Directions | Transcribe all of the material exactly. Any picture in it should be left out.

========================================

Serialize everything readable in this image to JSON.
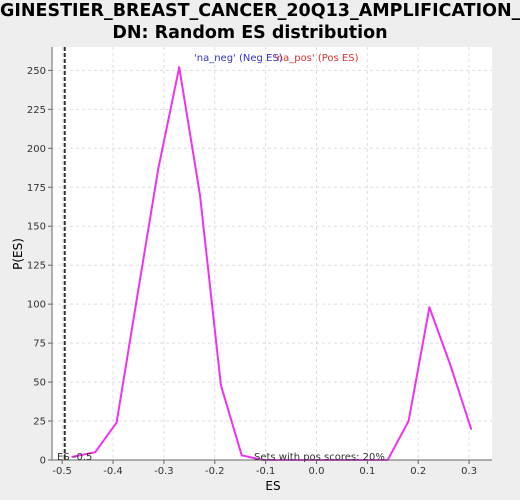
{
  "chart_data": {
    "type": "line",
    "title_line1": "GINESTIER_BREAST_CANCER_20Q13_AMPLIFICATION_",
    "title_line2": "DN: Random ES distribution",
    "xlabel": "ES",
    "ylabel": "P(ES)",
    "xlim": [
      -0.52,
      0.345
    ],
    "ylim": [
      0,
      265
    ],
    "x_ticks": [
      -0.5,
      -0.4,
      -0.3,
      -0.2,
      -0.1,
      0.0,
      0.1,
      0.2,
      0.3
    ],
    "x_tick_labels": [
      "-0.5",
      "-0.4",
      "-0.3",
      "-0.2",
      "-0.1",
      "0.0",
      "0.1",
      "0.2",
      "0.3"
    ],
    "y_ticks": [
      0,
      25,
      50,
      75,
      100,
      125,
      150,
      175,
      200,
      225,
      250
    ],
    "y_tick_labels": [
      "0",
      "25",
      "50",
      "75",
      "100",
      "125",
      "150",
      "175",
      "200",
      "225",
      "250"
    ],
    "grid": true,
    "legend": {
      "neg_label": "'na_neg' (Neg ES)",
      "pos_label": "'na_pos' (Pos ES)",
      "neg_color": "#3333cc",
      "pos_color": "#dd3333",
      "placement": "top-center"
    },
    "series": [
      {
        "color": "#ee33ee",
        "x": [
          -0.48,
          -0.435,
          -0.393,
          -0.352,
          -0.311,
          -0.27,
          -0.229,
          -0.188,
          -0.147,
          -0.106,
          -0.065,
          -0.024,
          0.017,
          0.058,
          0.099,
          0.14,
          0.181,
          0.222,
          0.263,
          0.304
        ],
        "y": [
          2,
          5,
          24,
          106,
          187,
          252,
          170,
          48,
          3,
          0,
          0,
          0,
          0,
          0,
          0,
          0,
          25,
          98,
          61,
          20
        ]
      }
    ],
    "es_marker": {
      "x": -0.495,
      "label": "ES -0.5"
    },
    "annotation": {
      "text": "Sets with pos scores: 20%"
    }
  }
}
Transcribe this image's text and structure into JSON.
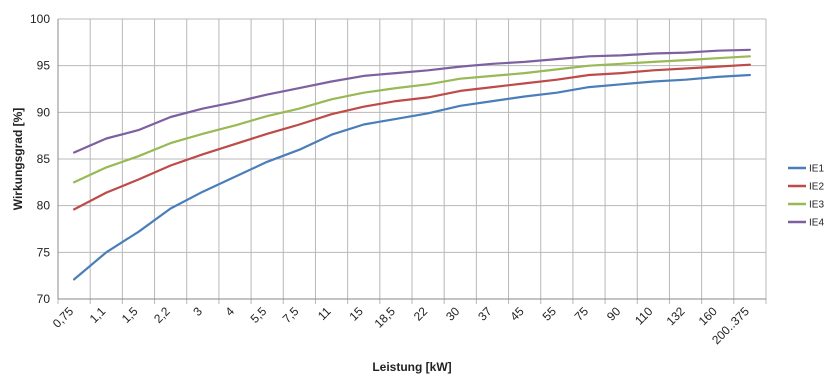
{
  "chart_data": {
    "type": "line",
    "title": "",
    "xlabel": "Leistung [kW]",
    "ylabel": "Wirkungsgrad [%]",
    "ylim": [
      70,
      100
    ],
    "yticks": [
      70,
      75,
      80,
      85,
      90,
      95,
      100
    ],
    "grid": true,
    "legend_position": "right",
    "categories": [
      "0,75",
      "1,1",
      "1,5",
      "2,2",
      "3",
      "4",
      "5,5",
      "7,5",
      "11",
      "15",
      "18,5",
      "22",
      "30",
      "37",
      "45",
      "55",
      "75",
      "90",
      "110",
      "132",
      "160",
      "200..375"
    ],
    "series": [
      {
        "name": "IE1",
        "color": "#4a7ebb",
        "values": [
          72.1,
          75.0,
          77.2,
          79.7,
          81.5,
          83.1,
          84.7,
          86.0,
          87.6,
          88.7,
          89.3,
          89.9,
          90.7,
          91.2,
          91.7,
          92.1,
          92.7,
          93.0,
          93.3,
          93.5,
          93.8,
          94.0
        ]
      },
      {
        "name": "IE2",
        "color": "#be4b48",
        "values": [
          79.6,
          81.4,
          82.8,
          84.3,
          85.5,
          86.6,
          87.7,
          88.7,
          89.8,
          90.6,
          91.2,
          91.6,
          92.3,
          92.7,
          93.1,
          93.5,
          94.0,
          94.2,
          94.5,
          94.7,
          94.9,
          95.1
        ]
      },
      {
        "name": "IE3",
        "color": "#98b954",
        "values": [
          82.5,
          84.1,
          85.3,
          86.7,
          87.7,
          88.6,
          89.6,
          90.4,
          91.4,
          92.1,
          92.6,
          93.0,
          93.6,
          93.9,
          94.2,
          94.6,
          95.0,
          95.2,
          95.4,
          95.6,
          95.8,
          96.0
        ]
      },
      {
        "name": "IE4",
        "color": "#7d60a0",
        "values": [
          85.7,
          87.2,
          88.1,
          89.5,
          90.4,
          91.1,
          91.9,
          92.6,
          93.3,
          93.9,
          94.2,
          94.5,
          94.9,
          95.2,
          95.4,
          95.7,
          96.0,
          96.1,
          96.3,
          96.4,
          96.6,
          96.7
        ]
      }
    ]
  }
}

========================================

Written answer |
Serialize everything readable in this image to JSON.
{
  "chart_data": {
    "type": "line",
    "title_line1": "GINESTIER_BREAST_CANCER_20Q13_AMPLIFICATION_",
    "title_line2": "DN: Random ES distribution",
    "xlabel": "ES",
    "ylabel": "P(ES)",
    "xlim": [
      -0.52,
      0.345
    ],
    "ylim": [
      0,
      265
    ],
    "x_ticks": [
      -0.5,
      -0.4,
      -0.3,
      -0.2,
      -0.1,
      0.0,
      0.1,
      0.2,
      0.3
    ],
    "x_tick_labels": [
      "-0.5",
      "-0.4",
      "-0.3",
      "-0.2",
      "-0.1",
      "0.0",
      "0.1",
      "0.2",
      "0.3"
    ],
    "y_ticks": [
      0,
      25,
      50,
      75,
      100,
      125,
      150,
      175,
      200,
      225,
      250
    ],
    "y_tick_labels": [
      "0",
      "25",
      "50",
      "75",
      "100",
      "125",
      "150",
      "175",
      "200",
      "225",
      "250"
    ],
    "grid": true,
    "legend": {
      "neg_label": "'na_neg' (Neg ES)",
      "pos_label": "'na_pos' (Pos ES)",
      "neg_color": "#3333cc",
      "pos_color": "#dd3333",
      "placement": "top-center"
    },
    "series": [
      {
        "color": "#ee33ee",
        "x": [
          -0.48,
          -0.435,
          -0.393,
          -0.352,
          -0.311,
          -0.27,
          -0.229,
          -0.188,
          -0.147,
          -0.106,
          -0.065,
          -0.024,
          0.017,
          0.058,
          0.099,
          0.14,
          0.181,
          0.222,
          0.263,
          0.304
        ],
        "y": [
          2,
          5,
          24,
          106,
          187,
          252,
          170,
          48,
          3,
          0,
          0,
          0,
          0,
          0,
          0,
          0,
          25,
          98,
          61,
          20
        ]
      }
    ],
    "es_marker": {
      "x": -0.495,
      "label": "ES -0.5"
    },
    "annotation": {
      "text": "Sets with pos scores: 20%"
    }
  }
}
Transcribe this image's text and structure into JSON.
{
  "chart_data": {
    "type": "line",
    "title": "",
    "xlabel": "Leistung [kW]",
    "ylabel": "Wirkungsgrad [%]",
    "ylim": [
      70,
      100
    ],
    "yticks": [
      70,
      75,
      80,
      85,
      90,
      95,
      100
    ],
    "grid": true,
    "legend_position": "right",
    "categories": [
      "0,75",
      "1,1",
      "1,5",
      "2,2",
      "3",
      "4",
      "5,5",
      "7,5",
      "11",
      "15",
      "18,5",
      "22",
      "30",
      "37",
      "45",
      "55",
      "75",
      "90",
      "110",
      "132",
      "160",
      "200..375"
    ],
    "series": [
      {
        "name": "IE1",
        "color": "#4a7ebb",
        "values": [
          72.1,
          75.0,
          77.2,
          79.7,
          81.5,
          83.1,
          84.7,
          86.0,
          87.6,
          88.7,
          89.3,
          89.9,
          90.7,
          91.2,
          91.7,
          92.1,
          92.7,
          93.0,
          93.3,
          93.5,
          93.8,
          94.0
        ]
      },
      {
        "name": "IE2",
        "color": "#be4b48",
        "values": [
          79.6,
          81.4,
          82.8,
          84.3,
          85.5,
          86.6,
          87.7,
          88.7,
          89.8,
          90.6,
          91.2,
          91.6,
          92.3,
          92.7,
          93.1,
          93.5,
          94.0,
          94.2,
          94.5,
          94.7,
          94.9,
          95.1
        ]
      },
      {
        "name": "IE3",
        "color": "#98b954",
        "values": [
          82.5,
          84.1,
          85.3,
          86.7,
          87.7,
          88.6,
          89.6,
          90.4,
          91.4,
          92.1,
          92.6,
          93.0,
          93.6,
          93.9,
          94.2,
          94.6,
          95.0,
          95.2,
          95.4,
          95.6,
          95.8,
          96.0
        ]
      },
      {
        "name": "IE4",
        "color": "#7d60a0",
        "values": [
          85.7,
          87.2,
          88.1,
          89.5,
          90.4,
          91.1,
          91.9,
          92.6,
          93.3,
          93.9,
          94.2,
          94.5,
          94.9,
          95.2,
          95.4,
          95.7,
          96.0,
          96.1,
          96.3,
          96.4,
          96.6,
          96.7
        ]
      }
    ]
  }
}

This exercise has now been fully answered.